_PROMPT_. Copy every line of the data that includes the string "color".

_PROVIDED ENTRIES_.

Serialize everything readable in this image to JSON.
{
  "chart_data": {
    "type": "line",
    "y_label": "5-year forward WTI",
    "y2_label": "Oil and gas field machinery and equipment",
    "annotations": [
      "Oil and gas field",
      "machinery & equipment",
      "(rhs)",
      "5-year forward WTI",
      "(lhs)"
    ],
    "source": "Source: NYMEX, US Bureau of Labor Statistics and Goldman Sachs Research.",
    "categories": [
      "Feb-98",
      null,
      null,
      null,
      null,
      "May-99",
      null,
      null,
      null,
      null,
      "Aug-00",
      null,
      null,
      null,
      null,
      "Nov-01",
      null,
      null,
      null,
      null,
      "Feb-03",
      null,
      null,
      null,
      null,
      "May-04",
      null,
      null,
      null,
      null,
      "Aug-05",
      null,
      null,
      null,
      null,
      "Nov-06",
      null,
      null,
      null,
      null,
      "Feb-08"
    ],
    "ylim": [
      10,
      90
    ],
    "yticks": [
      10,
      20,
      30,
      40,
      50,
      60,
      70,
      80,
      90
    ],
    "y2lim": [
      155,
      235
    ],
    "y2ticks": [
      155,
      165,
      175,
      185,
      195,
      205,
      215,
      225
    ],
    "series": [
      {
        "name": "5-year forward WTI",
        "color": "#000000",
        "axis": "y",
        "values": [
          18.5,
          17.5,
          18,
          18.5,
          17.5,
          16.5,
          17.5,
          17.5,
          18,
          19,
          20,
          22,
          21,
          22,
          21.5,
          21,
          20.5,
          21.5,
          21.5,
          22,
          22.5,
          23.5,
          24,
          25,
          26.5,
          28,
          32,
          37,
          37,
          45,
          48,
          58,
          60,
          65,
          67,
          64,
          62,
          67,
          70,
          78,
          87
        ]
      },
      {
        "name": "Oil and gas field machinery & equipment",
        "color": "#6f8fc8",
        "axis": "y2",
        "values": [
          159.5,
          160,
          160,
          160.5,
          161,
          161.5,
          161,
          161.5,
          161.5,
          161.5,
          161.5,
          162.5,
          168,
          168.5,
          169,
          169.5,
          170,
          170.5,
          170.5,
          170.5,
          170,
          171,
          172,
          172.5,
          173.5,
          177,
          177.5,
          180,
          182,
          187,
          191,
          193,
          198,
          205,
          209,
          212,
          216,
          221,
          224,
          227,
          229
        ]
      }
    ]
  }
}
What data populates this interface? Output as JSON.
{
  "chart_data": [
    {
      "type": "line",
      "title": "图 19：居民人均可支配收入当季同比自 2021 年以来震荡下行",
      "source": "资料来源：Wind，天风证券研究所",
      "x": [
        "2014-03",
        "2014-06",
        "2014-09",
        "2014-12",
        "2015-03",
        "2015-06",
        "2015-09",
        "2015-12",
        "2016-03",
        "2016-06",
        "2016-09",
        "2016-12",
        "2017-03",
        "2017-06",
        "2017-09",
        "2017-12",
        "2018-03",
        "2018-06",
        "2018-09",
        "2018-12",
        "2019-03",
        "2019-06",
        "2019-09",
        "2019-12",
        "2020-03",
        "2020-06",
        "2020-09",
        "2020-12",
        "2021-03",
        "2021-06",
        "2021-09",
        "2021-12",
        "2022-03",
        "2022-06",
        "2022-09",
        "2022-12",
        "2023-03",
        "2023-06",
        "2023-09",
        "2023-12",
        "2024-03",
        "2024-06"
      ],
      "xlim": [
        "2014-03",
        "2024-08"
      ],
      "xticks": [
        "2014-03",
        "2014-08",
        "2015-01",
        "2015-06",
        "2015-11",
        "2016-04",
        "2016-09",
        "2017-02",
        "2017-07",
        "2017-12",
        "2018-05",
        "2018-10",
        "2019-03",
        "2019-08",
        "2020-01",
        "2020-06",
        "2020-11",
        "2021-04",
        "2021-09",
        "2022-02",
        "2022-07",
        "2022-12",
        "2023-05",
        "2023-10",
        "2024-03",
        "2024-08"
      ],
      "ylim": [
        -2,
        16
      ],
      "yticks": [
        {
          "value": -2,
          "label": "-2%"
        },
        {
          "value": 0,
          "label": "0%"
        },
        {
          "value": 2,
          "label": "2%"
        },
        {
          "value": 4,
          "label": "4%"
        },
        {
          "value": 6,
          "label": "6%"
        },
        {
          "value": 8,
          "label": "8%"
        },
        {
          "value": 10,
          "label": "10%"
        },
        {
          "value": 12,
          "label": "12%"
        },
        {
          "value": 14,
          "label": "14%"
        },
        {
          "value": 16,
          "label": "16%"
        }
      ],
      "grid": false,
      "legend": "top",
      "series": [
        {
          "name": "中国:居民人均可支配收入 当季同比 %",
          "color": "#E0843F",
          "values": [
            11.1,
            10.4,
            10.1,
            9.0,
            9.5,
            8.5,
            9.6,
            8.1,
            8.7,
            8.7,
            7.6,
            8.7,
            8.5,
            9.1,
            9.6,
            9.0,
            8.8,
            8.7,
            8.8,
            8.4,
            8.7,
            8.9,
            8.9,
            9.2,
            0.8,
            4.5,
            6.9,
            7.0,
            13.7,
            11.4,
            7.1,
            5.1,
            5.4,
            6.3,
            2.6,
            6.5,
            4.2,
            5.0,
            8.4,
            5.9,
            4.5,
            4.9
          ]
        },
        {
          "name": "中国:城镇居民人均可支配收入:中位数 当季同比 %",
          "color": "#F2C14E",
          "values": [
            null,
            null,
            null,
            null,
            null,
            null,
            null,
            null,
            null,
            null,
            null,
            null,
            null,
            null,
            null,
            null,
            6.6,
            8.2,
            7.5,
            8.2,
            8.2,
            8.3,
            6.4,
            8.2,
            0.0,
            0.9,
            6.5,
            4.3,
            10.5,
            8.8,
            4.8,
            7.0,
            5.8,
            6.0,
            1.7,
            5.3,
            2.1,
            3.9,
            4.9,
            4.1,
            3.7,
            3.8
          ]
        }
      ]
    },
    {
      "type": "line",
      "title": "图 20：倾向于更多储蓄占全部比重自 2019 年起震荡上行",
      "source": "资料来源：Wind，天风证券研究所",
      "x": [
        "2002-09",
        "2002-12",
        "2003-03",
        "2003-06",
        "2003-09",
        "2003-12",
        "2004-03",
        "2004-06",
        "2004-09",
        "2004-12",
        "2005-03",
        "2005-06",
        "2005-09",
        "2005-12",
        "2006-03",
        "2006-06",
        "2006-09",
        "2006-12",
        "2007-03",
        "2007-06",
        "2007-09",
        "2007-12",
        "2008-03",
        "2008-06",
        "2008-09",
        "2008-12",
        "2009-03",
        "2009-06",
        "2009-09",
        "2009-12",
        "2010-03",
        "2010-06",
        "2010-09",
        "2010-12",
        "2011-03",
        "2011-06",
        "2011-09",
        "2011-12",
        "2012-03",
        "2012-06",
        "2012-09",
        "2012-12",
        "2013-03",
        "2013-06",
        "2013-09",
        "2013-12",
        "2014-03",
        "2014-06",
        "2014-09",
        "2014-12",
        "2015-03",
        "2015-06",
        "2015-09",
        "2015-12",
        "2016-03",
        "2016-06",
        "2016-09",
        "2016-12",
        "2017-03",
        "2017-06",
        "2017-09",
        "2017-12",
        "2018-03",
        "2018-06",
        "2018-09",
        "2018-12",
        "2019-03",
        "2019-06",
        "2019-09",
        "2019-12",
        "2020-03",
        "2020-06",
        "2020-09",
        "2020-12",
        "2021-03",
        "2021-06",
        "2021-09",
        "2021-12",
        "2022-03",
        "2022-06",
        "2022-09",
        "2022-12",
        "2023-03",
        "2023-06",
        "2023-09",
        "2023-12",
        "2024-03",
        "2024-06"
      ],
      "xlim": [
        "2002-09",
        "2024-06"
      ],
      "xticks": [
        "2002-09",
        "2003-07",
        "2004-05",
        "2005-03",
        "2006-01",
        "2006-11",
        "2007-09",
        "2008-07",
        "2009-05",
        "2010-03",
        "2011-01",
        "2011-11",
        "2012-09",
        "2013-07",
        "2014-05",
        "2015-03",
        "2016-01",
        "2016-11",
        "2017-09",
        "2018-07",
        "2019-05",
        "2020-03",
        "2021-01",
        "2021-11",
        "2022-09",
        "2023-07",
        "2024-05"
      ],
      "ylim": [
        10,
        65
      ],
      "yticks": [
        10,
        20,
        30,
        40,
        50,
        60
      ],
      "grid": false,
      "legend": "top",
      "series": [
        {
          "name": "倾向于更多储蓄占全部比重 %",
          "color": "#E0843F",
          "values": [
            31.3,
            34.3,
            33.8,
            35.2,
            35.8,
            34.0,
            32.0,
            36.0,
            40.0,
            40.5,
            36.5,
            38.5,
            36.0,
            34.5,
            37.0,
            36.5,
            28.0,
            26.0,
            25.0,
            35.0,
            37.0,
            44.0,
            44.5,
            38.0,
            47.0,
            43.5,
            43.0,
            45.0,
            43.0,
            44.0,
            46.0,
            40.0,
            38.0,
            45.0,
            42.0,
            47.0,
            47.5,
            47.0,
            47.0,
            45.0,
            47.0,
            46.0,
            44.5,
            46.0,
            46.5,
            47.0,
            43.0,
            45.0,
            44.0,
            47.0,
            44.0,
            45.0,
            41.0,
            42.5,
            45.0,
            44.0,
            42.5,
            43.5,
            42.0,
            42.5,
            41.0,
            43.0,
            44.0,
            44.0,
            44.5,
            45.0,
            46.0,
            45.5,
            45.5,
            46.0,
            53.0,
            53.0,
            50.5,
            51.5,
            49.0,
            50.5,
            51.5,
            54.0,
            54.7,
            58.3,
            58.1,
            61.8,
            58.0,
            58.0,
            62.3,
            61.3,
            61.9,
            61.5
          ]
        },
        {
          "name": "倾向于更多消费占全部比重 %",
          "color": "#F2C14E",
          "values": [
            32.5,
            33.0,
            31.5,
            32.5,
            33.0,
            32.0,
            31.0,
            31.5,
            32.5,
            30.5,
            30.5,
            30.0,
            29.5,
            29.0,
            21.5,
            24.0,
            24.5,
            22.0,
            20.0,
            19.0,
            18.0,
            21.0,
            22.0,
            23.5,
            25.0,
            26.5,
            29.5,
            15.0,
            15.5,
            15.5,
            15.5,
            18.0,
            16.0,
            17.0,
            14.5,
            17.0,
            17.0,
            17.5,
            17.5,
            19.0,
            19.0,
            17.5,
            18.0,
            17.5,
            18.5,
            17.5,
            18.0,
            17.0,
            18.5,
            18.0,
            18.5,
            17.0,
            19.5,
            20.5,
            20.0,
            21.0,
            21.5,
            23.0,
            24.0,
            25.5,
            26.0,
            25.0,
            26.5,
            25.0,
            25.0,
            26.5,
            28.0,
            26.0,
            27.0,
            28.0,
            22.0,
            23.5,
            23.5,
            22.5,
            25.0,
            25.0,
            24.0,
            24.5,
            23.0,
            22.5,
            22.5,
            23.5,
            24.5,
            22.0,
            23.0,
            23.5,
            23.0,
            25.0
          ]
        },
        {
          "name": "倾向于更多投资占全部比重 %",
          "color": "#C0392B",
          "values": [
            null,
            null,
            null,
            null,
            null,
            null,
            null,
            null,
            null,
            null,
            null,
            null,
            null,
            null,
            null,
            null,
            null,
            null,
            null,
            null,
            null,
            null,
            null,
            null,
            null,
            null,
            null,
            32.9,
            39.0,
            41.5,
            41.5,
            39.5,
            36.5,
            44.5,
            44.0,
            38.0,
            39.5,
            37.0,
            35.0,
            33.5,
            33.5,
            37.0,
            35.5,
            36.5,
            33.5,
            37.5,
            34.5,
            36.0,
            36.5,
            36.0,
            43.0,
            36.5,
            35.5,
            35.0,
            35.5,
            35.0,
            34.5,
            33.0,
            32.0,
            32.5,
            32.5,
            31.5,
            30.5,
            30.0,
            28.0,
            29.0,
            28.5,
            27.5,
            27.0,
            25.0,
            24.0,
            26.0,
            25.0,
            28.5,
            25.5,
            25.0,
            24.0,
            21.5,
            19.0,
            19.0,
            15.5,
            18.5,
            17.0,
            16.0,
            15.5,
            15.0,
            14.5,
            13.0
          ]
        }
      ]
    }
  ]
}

_COMPLETE RESPONSE_.
        "color": "#000000",
        "color": "#6f8fc8",
          "color": "#E0843F",
          "color": "#F2C14E",
          "color": "#E0843F",
          "color": "#F2C14E",
          "color": "#C0392B",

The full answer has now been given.